Identify and copy all lines of the material where the string "title" is found.
[start ENTRIES PROVIDED]
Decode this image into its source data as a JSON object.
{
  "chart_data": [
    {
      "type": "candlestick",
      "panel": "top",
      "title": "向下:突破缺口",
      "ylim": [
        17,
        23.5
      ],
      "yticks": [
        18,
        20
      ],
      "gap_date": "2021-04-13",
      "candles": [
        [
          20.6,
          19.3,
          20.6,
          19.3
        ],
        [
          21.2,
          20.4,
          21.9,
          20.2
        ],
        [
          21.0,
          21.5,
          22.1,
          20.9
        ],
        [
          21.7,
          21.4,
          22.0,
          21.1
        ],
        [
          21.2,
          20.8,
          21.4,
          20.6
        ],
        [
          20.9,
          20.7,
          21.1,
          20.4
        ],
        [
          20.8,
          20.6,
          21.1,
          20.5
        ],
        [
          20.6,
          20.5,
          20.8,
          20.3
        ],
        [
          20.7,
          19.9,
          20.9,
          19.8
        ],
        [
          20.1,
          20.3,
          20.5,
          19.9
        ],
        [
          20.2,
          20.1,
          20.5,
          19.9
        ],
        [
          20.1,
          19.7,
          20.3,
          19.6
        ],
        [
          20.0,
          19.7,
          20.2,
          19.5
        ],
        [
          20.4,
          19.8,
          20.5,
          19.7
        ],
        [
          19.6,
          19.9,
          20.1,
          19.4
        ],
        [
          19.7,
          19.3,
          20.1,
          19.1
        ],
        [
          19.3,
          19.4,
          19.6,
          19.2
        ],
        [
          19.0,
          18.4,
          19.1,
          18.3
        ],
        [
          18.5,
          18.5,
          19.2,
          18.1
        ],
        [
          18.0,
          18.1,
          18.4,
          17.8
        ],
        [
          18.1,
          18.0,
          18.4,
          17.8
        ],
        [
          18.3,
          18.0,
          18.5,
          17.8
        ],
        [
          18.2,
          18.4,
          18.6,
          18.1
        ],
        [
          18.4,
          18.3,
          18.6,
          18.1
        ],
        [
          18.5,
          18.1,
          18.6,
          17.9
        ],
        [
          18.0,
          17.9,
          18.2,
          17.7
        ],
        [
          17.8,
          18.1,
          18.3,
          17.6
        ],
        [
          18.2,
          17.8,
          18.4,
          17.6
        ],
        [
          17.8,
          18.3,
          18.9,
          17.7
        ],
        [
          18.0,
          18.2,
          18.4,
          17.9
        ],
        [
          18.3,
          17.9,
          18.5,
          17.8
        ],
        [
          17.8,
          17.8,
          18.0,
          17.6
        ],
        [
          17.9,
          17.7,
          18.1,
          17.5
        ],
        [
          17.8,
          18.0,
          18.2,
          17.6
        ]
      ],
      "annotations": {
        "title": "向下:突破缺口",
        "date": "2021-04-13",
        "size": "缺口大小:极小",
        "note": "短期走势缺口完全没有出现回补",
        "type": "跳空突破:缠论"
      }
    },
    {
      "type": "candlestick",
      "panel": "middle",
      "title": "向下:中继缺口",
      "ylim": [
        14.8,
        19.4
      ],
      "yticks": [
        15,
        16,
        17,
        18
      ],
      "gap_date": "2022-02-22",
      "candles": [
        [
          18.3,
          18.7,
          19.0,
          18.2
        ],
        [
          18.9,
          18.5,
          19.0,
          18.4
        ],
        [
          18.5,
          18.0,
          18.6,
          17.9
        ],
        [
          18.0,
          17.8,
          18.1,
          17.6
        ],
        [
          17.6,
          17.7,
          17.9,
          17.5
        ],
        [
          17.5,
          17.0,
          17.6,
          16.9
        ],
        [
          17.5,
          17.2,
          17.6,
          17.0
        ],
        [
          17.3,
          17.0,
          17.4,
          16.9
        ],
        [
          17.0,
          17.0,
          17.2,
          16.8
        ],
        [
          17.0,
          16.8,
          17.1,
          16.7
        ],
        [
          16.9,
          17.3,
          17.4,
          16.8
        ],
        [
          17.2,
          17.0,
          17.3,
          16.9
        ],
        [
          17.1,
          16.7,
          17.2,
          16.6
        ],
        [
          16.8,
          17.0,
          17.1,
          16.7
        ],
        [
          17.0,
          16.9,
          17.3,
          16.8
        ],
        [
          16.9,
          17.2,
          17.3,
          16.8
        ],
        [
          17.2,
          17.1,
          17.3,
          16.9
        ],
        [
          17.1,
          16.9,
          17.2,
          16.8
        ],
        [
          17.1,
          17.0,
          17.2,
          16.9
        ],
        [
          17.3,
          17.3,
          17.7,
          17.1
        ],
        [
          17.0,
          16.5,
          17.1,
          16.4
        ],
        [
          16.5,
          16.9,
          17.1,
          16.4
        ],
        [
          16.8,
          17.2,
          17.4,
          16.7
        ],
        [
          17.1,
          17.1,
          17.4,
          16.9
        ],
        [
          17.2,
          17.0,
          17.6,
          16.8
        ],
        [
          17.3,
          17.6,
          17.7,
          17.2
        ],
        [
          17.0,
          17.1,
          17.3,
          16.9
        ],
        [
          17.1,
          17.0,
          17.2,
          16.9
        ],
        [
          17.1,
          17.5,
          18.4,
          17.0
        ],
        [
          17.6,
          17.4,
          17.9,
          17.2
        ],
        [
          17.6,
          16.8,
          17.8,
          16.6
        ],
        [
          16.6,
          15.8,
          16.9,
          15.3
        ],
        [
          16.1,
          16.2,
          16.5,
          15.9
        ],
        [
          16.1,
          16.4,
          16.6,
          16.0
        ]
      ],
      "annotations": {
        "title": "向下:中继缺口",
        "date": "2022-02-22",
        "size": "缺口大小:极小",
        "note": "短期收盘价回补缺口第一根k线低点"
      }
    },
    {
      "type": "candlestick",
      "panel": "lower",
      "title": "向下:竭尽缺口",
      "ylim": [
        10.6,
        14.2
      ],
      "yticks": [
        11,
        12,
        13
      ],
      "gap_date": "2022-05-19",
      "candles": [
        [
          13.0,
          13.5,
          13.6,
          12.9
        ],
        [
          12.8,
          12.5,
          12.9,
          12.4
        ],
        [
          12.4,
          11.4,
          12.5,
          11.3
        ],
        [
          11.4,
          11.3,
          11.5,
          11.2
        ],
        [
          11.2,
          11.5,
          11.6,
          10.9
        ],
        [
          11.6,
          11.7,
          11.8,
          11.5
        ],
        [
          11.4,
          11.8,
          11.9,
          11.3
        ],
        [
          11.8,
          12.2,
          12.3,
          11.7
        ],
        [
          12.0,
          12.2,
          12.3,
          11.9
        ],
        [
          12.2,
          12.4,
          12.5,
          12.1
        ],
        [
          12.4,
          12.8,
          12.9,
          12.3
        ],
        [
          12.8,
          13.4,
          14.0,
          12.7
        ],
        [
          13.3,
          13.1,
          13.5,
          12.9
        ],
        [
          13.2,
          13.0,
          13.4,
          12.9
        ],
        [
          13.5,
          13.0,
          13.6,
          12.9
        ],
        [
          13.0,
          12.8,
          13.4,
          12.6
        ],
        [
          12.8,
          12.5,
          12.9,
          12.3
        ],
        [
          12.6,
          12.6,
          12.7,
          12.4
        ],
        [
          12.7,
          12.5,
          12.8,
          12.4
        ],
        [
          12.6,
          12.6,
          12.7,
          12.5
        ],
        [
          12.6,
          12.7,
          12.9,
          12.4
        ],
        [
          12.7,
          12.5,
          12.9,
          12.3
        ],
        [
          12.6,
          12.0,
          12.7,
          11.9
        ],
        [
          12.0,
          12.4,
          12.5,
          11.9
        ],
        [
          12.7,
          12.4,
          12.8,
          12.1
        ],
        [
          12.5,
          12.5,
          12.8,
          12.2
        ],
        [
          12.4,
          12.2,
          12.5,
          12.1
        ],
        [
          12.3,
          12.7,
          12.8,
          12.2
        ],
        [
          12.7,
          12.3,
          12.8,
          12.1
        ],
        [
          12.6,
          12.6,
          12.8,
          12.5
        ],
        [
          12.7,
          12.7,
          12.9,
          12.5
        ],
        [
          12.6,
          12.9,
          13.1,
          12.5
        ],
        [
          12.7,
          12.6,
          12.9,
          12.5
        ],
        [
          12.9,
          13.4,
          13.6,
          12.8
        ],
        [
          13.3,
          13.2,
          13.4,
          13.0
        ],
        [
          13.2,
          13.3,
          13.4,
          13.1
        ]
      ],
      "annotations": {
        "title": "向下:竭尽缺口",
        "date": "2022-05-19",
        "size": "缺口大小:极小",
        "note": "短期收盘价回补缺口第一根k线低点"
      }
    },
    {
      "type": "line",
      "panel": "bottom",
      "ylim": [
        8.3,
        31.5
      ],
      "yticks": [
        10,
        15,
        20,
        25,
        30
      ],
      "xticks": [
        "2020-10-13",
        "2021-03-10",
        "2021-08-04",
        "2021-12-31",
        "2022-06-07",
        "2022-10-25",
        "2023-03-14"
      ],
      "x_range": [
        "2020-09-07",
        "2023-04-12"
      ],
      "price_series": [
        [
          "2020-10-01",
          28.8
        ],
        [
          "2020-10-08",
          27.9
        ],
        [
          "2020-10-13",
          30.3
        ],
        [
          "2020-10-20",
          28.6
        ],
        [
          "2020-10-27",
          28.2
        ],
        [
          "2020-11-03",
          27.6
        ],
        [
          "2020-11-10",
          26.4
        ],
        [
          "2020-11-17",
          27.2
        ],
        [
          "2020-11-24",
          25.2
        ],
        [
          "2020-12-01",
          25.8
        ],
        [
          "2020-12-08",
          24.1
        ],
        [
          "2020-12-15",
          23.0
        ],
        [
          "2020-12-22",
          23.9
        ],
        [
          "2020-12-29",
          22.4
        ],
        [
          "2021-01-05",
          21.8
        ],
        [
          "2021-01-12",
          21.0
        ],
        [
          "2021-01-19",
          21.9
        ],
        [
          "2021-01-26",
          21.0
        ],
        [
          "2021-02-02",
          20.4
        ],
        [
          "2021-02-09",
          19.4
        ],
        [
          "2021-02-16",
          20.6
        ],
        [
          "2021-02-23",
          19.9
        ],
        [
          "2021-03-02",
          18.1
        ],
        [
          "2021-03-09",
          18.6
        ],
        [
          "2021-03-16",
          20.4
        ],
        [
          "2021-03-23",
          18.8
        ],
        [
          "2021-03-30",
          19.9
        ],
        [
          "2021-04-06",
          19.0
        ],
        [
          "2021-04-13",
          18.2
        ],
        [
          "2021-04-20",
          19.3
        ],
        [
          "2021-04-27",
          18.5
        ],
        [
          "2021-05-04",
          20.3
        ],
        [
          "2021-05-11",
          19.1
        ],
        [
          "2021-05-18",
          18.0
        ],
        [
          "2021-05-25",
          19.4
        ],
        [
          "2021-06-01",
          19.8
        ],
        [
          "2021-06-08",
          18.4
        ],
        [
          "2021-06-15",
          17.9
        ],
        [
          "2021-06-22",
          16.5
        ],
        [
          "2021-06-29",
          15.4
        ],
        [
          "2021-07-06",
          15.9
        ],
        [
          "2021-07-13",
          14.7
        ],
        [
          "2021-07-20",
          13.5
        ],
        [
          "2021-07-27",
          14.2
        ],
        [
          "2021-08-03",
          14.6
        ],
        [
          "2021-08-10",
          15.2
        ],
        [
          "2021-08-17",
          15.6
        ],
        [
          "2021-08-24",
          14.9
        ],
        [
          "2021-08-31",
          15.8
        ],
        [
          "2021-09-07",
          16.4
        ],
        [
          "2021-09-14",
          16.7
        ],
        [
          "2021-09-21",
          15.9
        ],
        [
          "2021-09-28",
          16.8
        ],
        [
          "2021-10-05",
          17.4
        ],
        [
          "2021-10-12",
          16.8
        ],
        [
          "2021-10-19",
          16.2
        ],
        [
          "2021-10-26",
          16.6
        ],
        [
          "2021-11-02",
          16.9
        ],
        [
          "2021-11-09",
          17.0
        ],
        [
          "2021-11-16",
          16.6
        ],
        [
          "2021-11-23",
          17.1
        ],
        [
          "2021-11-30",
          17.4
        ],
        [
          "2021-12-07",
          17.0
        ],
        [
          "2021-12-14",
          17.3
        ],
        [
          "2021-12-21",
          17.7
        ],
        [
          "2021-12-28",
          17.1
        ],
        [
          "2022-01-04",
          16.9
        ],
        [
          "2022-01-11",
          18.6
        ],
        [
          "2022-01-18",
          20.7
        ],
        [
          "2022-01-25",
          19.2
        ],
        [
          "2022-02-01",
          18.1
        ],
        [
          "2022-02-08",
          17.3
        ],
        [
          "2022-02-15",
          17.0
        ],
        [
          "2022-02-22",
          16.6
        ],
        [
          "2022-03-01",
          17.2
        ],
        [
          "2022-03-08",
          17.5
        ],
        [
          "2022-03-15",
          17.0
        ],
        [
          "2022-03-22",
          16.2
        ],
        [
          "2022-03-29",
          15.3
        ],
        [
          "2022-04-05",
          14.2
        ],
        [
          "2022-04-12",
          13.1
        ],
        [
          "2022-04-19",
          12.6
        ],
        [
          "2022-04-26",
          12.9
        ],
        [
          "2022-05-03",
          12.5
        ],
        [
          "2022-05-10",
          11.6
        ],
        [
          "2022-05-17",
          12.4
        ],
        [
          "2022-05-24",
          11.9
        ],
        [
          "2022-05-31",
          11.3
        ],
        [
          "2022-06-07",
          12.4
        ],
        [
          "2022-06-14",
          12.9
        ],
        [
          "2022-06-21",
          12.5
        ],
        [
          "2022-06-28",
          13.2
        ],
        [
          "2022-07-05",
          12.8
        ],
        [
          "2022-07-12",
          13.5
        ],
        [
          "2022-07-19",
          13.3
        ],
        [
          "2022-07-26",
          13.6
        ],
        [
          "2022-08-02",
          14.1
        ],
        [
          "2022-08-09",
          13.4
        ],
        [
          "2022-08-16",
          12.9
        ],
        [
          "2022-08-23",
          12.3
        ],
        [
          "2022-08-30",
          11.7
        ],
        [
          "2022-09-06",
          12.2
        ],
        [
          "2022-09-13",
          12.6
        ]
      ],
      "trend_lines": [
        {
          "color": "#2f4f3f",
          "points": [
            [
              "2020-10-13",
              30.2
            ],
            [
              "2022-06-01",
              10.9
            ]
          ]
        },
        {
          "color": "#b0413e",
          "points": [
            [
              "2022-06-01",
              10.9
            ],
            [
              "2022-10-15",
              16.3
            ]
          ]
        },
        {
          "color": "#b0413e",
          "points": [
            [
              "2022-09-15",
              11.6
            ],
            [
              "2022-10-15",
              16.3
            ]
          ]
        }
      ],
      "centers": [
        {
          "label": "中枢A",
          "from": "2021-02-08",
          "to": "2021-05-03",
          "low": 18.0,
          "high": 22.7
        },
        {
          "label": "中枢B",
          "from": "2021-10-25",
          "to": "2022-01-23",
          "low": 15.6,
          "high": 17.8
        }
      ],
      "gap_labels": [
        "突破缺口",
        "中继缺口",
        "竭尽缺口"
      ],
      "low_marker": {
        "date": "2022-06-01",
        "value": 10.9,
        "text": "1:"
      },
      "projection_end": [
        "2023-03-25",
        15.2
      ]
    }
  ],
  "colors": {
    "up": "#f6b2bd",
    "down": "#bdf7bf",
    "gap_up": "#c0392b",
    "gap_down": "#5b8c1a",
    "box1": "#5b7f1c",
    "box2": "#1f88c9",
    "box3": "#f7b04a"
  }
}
[end ENTRIES PROVIDED]
FINISHED EXERCISE –
      "title": "向下:突破缺口",
        "title": "向下:突破缺口",
      "title": "向下:中继缺口",
        "title": "向下:中继缺口",
      "title": "向下:竭尽缺口",
        "title": "向下:竭尽缺口",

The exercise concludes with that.